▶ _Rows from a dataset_
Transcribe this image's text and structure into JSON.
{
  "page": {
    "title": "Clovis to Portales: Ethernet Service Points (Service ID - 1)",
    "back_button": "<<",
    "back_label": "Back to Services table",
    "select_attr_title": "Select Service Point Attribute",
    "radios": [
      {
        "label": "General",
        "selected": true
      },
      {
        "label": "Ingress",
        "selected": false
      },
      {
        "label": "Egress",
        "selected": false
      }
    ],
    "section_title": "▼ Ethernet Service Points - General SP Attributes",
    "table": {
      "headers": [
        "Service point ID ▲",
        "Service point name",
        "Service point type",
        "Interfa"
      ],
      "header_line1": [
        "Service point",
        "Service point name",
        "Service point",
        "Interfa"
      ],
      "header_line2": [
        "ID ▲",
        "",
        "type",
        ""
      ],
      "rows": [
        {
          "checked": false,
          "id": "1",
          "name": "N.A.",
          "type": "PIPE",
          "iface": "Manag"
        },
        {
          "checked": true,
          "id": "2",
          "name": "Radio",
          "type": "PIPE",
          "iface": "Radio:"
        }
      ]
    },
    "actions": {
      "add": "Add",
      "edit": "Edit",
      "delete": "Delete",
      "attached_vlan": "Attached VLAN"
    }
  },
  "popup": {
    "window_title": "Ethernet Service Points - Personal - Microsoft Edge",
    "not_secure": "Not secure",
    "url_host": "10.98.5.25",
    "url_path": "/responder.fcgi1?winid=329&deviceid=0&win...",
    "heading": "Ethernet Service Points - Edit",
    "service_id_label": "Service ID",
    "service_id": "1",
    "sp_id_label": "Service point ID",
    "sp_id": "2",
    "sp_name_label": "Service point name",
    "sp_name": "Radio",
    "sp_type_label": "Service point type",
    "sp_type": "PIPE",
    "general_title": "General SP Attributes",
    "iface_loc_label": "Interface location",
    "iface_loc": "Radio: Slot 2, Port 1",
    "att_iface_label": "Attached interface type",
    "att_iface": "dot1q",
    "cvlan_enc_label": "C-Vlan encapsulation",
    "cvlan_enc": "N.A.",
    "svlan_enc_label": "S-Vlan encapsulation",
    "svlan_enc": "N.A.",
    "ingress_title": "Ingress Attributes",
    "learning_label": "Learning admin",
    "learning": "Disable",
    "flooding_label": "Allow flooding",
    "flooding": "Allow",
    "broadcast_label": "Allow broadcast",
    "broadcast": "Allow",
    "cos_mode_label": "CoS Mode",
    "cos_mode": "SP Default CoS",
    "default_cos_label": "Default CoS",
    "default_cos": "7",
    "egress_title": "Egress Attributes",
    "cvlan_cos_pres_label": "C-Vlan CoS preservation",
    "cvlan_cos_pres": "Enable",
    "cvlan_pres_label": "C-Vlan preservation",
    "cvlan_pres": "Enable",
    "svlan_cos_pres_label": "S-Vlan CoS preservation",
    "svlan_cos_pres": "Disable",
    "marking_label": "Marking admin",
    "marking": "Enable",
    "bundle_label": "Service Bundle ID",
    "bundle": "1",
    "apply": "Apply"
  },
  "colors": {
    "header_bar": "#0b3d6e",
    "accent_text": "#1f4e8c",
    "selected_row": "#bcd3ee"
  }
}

▶ _Exercise description_
Please output the entries above, every line exactly as it reads.

▶ _Written response_
Transcribe this image's text and structure into JSON.
{
  "page": {
    "title": "Clovis to Portales: Ethernet Service Points (Service ID - 1)",
    "back_button": "<<",
    "back_label": "Back to Services table",
    "select_attr_title": "Select Service Point Attribute",
    "radios": [
      {
        "label": "General",
        "selected": true
      },
      {
        "label": "Ingress",
        "selected": false
      },
      {
        "label": "Egress",
        "selected": false
      }
    ],
    "section_title": "▼ Ethernet Service Points - General SP Attributes",
    "table": {
      "headers": [
        "Service point ID ▲",
        "Service point name",
        "Service point type",
        "Interfa"
      ],
      "header_line1": [
        "Service point",
        "Service point name",
        "Service point",
        "Interfa"
      ],
      "header_line2": [
        "ID ▲",
        "",
        "type",
        ""
      ],
      "rows": [
        {
          "checked": false,
          "id": "1",
          "name": "N.A.",
          "type": "PIPE",
          "iface": "Manag"
        },
        {
          "checked": true,
          "id": "2",
          "name": "Radio",
          "type": "PIPE",
          "iface": "Radio:"
        }
      ]
    },
    "actions": {
      "add": "Add",
      "edit": "Edit",
      "delete": "Delete",
      "attached_vlan": "Attached VLAN"
    }
  },
  "popup": {
    "window_title": "Ethernet Service Points - Personal - Microsoft Edge",
    "not_secure": "Not secure",
    "url_host": "10.98.5.25",
    "url_path": "/responder.fcgi1?winid=329&deviceid=0&win...",
    "heading": "Ethernet Service Points - Edit",
    "service_id_label": "Service ID",
    "service_id": "1",
    "sp_id_label": "Service point ID",
    "sp_id": "2",
    "sp_name_label": "Service point name",
    "sp_name": "Radio",
    "sp_type_label": "Service point type",
    "sp_type": "PIPE",
    "general_title": "General SP Attributes",
    "iface_loc_label": "Interface location",
    "iface_loc": "Radio: Slot 2, Port 1",
    "att_iface_label": "Attached interface type",
    "att_iface": "dot1q",
    "cvlan_enc_label": "C-Vlan encapsulation",
    "cvlan_enc": "N.A.",
    "svlan_enc_label": "S-Vlan encapsulation",
    "svlan_enc": "N.A.",
    "ingress_title": "Ingress Attributes",
    "learning_label": "Learning admin",
    "learning": "Disable",
    "flooding_label": "Allow flooding",
    "flooding": "Allow",
    "broadcast_label": "Allow broadcast",
    "broadcast": "Allow",
    "cos_mode_label": "CoS Mode",
    "cos_mode": "SP Default CoS",
    "default_cos_label": "Default CoS",
    "default_cos": "7",
    "egress_title": "Egress Attributes",
    "cvlan_cos_pres_label": "C-Vlan CoS preservation",
    "cvlan_cos_pres": "Enable",
    "cvlan_pres_label": "C-Vlan preservation",
    "cvlan_pres": "Enable",
    "svlan_cos_pres_label": "S-Vlan CoS preservation",
    "svlan_cos_pres": "Disable",
    "marking_label": "Marking admin",
    "marking": "Enable",
    "bundle_label": "Service Bundle ID",
    "bundle": "1",
    "apply": "Apply"
  },
  "colors": {
    "header_bar": "#0b3d6e",
    "accent_text": "#1f4e8c",
    "selected_row": "#bcd3ee"
  }
}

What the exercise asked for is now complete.